INSTRUCTION: Give a verbatim copy of the lines below, minus the pictures.

++++ SOURCE DATA

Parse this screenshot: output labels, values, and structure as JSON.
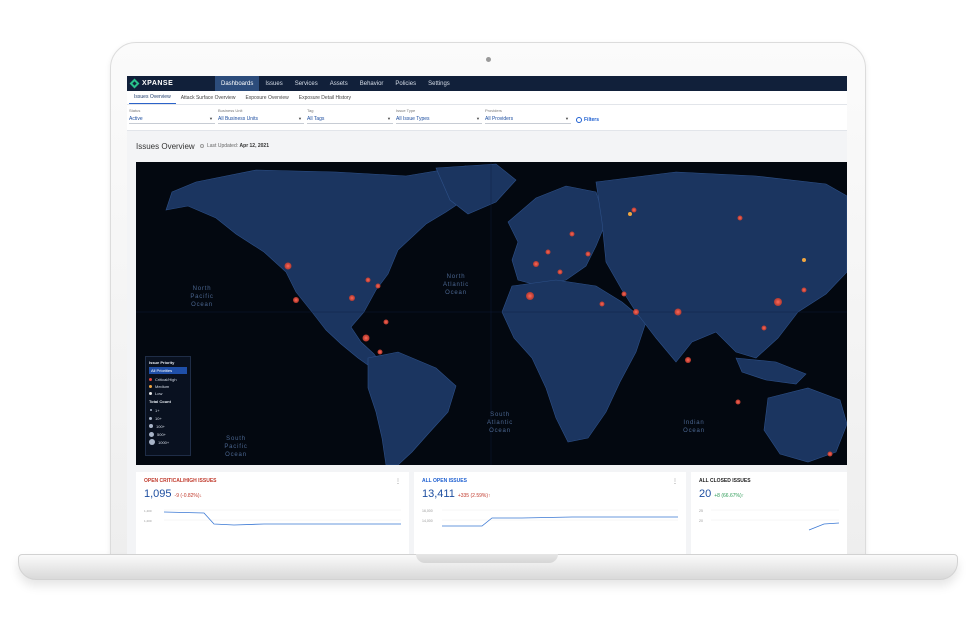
{
  "app": {
    "name": "XPANSE"
  },
  "nav": [
    "Dashboards",
    "Issues",
    "Services",
    "Assets",
    "Behavior",
    "Policies",
    "Settings"
  ],
  "nav_active": 0,
  "subtabs": [
    "Issues Overview",
    "Attack Surface Overview",
    "Exposure Overview",
    "Exposure Detail History"
  ],
  "subtab_active": 0,
  "filters": [
    {
      "label": "Status",
      "value": "Active"
    },
    {
      "label": "Business Unit",
      "value": "All Business Units"
    },
    {
      "label": "Tag",
      "value": "All Tags"
    },
    {
      "label": "Issue Type",
      "value": "All Issue Types"
    },
    {
      "label": "Providers",
      "value": "All Providers"
    }
  ],
  "filters_button": "Filters",
  "page": {
    "title": "Issues Overview",
    "updated_label": "Last Updated:",
    "updated_value": "Apr 12, 2021"
  },
  "map": {
    "oceans": [
      {
        "lines": [
          "North",
          "Pacific",
          "Ocean"
        ]
      },
      {
        "lines": [
          "North",
          "Atlantic",
          "Ocean"
        ]
      },
      {
        "lines": [
          "South",
          "Atlantic",
          "Ocean"
        ]
      },
      {
        "lines": [
          "South",
          "Pacific",
          "Ocean"
        ]
      },
      {
        "lines": [
          "Indian",
          "Ocean"
        ]
      }
    ],
    "marker_color": "#e0443a",
    "legend": {
      "priority_title": "Issue Priority",
      "selected": "All Priorities",
      "items": [
        {
          "label": "Critical/High",
          "color": "#e0443a"
        },
        {
          "label": "Medium",
          "color": "#f0a640"
        },
        {
          "label": "Low",
          "color": "#e6e6e6"
        }
      ],
      "count_title": "Total Count",
      "counts": [
        "1+",
        "10+",
        "100+",
        "500+",
        "1000+"
      ]
    }
  },
  "cards": [
    {
      "title": "OPEN CRITICAL/HIGH ISSUES",
      "title_color": "#c0392b",
      "value": "1,095",
      "delta": "-9 (-0.82%)↓",
      "delta_color": "#c0392b",
      "axis": [
        "1,400",
        "1,200"
      ]
    },
    {
      "title": "ALL OPEN ISSUES",
      "title_color": "#1d5fd1",
      "value": "13,411",
      "delta": "+335 (2.59%)↑",
      "delta_color": "#c0392b",
      "axis": [
        "16,000",
        "14,000"
      ]
    },
    {
      "title": "ALL CLOSED ISSUES",
      "title_color": "#222222",
      "value": "20",
      "delta": "+8 (66.67%)↑",
      "delta_color": "#2e9b57",
      "axis": [
        "25",
        "20"
      ]
    }
  ]
}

++++++++

ANSWER TO THIS TASK:
Parse this screenshot: output labels, values, and structure as JSON.
{
  "app": {
    "name": "XPANSE"
  },
  "nav": [
    "Dashboards",
    "Issues",
    "Services",
    "Assets",
    "Behavior",
    "Policies",
    "Settings"
  ],
  "nav_active": 0,
  "subtabs": [
    "Issues Overview",
    "Attack Surface Overview",
    "Exposure Overview",
    "Exposure Detail History"
  ],
  "subtab_active": 0,
  "filters": [
    {
      "label": "Status",
      "value": "Active"
    },
    {
      "label": "Business Unit",
      "value": "All Business Units"
    },
    {
      "label": "Tag",
      "value": "All Tags"
    },
    {
      "label": "Issue Type",
      "value": "All Issue Types"
    },
    {
      "label": "Providers",
      "value": "All Providers"
    }
  ],
  "filters_button": "Filters",
  "page": {
    "title": "Issues Overview",
    "updated_label": "Last Updated:",
    "updated_value": "Apr 12, 2021"
  },
  "map": {
    "oceans": [
      {
        "lines": [
          "North",
          "Pacific",
          "Ocean"
        ]
      },
      {
        "lines": [
          "North",
          "Atlantic",
          "Ocean"
        ]
      },
      {
        "lines": [
          "South",
          "Atlantic",
          "Ocean"
        ]
      },
      {
        "lines": [
          "South",
          "Pacific",
          "Ocean"
        ]
      },
      {
        "lines": [
          "Indian",
          "Ocean"
        ]
      }
    ],
    "marker_color": "#e0443a",
    "legend": {
      "priority_title": "Issue Priority",
      "selected": "All Priorities",
      "items": [
        {
          "label": "Critical/High",
          "color": "#e0443a"
        },
        {
          "label": "Medium",
          "color": "#f0a640"
        },
        {
          "label": "Low",
          "color": "#e6e6e6"
        }
      ],
      "count_title": "Total Count",
      "counts": [
        "1+",
        "10+",
        "100+",
        "500+",
        "1000+"
      ]
    }
  },
  "cards": [
    {
      "title": "OPEN CRITICAL/HIGH ISSUES",
      "title_color": "#c0392b",
      "value": "1,095",
      "delta": "-9 (-0.82%)↓",
      "delta_color": "#c0392b",
      "axis": [
        "1,400",
        "1,200"
      ]
    },
    {
      "title": "ALL OPEN ISSUES",
      "title_color": "#1d5fd1",
      "value": "13,411",
      "delta": "+335 (2.59%)↑",
      "delta_color": "#c0392b",
      "axis": [
        "16,000",
        "14,000"
      ]
    },
    {
      "title": "ALL CLOSED ISSUES",
      "title_color": "#222222",
      "value": "20",
      "delta": "+8 (66.67%)↑",
      "delta_color": "#2e9b57",
      "axis": [
        "25",
        "20"
      ]
    }
  ]
}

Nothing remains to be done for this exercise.